──────── Document passage

# Performance satisfaction from composition



## Lunasong

"Composition is an act of faith. While most composers strive for artistic excellence in their work, music also serves to communicate. Without willing players and attentive audiences, any composition is merely a complex set of instructions. Every piece of music, whether new or historical, is a testament to its composer's faith in the partnership among composer, performers, and audience."
David P. Sartor, contemporary composer and 23-time ASCAP Plus award winner.

My interpretation of this statement is that composers write with the intention that their work will be performed *by* others *for* others. One of the more difficult aspects of composition to find a conductor willing to perform one's piece. Sartor comments, "I often tell people that, to a composer, an entire season filled with the works of the dead is the same feeling that a performing musician gets when he/she is replaced with a pre-recorded orchestra track in a live show. Not an exact parallel, but the end result is lost opportunity and, in the case of composers, a public that increasingly believes that "classical" music is all historical and no one is composing it anymore."

If you document your piece via MIDI and upload it to Soundcloud or YouTube and elicit comments, is the satisfaction the same as having it performed live? I have to believe not, because it's not the communication and involvement intended from composition.


----------



## andre

Lunasong said:


> "Composition is an act of faith. While most composers strive for artistic excellence in their work, music also serves to communicate. Without willing players and attentive audiences, any composition is merely a complex set of instructions. Every piece of music, whether new or historical, is a testament to its composer's faith in the partnership among composer, performers, and audience."
> David P. Sartor, contemporary composer and 23-time ASCAP Plus award winner.
> 
> My interpretation of this statement is that composers write with the intention that their work will be performed *by* others *for* others. One of the more difficult aspects of composition to find a conductor willing to perform one's piece. Sartor comments, "I often tell people that, to a composer, an entire season filled with the works of the dead is the same feeling that a performing musician gets when he/she is replaced with a pre-recorded orchestra track in a live show. Not an exact parallel, but the end result is lost opportunity and, in the case of composers, a public that increasingly believes that "classical" music is all historical and no one is composing it anymore."

────────────────
──────── Information given

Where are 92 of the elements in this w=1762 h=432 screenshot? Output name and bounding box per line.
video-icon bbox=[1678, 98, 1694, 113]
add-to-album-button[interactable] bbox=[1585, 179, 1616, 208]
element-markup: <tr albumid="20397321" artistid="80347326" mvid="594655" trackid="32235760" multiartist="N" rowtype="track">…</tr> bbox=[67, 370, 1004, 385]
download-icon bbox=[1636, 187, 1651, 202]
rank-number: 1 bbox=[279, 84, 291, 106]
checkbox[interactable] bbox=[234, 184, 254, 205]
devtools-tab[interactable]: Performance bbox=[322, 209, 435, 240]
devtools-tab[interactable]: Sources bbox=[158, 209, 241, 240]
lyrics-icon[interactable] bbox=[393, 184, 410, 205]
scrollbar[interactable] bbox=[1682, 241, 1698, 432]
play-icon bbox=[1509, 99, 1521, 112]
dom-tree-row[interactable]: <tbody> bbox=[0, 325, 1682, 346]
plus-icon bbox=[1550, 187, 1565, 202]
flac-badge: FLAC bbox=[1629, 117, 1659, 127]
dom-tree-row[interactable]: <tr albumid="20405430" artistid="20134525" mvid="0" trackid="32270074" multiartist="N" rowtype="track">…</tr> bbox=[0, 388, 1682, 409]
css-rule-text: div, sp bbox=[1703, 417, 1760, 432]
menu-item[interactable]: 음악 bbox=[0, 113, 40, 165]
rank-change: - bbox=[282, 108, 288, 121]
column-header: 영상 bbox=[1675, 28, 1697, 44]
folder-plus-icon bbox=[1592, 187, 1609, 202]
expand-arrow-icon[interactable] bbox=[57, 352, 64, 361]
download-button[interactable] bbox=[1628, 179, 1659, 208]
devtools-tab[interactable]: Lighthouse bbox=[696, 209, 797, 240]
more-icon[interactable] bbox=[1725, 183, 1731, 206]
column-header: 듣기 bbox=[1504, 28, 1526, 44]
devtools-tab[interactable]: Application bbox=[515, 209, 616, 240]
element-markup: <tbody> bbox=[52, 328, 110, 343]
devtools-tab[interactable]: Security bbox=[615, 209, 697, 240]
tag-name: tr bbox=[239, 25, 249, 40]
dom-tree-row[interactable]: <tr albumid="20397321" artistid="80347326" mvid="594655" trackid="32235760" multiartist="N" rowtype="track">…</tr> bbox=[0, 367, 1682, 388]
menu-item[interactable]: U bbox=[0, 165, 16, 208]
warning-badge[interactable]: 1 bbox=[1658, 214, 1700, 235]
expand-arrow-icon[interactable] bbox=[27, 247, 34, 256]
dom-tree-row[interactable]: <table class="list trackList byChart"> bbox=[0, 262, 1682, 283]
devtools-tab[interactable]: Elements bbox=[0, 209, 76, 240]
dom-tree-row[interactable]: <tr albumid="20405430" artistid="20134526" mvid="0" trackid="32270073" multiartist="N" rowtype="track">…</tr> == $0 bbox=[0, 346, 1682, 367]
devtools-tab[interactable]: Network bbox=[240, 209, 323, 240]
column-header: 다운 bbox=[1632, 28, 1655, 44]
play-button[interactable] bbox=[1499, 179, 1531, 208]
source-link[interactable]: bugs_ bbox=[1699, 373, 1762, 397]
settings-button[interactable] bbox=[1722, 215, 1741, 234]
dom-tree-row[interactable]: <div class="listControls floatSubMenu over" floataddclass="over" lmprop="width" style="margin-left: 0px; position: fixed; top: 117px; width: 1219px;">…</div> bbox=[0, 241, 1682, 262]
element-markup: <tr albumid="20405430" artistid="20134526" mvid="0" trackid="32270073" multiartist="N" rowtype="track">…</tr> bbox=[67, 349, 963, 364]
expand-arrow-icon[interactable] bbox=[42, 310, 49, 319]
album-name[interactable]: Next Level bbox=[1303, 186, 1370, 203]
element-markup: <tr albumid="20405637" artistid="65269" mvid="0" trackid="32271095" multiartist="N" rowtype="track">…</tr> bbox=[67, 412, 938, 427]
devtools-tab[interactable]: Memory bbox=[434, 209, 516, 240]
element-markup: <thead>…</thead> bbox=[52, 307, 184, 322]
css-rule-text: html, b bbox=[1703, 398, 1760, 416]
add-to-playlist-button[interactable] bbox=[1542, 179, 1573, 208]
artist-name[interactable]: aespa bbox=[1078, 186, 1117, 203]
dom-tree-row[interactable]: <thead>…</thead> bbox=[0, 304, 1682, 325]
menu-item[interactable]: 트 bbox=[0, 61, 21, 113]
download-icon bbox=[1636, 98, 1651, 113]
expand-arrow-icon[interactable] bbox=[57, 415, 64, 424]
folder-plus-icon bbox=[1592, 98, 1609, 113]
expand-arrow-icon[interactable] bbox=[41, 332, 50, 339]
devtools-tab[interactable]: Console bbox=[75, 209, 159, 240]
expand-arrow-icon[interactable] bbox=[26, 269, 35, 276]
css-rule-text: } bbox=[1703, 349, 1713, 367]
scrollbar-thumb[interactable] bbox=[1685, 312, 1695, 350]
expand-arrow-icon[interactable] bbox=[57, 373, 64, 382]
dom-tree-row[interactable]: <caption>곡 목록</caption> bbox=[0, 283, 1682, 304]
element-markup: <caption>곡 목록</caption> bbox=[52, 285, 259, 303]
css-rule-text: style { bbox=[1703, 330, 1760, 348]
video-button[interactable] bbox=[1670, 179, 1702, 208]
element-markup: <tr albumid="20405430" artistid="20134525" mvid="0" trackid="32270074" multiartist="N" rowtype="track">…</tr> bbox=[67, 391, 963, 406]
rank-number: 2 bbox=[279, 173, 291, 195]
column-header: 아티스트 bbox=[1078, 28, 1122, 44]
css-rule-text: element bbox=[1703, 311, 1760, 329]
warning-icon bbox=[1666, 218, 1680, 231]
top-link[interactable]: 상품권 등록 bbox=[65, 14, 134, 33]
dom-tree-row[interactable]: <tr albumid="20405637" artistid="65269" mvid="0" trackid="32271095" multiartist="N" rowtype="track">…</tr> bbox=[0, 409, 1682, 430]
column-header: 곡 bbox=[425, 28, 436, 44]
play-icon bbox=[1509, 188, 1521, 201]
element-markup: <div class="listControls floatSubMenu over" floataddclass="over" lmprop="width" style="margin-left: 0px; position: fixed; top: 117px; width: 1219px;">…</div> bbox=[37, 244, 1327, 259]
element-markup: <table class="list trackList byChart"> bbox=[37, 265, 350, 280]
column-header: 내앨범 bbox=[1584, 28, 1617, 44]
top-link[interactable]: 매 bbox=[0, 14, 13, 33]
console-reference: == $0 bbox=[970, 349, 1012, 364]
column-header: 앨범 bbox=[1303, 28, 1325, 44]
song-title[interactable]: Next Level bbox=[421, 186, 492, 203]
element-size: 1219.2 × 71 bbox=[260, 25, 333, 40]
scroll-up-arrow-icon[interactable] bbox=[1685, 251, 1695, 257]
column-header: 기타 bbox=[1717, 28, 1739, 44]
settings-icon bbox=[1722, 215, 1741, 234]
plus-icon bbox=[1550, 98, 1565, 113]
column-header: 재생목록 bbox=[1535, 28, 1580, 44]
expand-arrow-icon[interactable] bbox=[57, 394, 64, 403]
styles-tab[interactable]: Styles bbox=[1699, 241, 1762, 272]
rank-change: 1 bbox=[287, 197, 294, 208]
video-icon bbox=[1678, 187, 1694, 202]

────────────────

> _Required work_:
- A) In the forum thread, how many ASCAP Plus awards is David P. Sartor credited with winning?
- B) Please list each party that the Sartor quotation in the forum thread names as part of the partnership every piece of music testifies to.

> _Answers to the problems_:
- A) 23

- B) Composer, performers, audience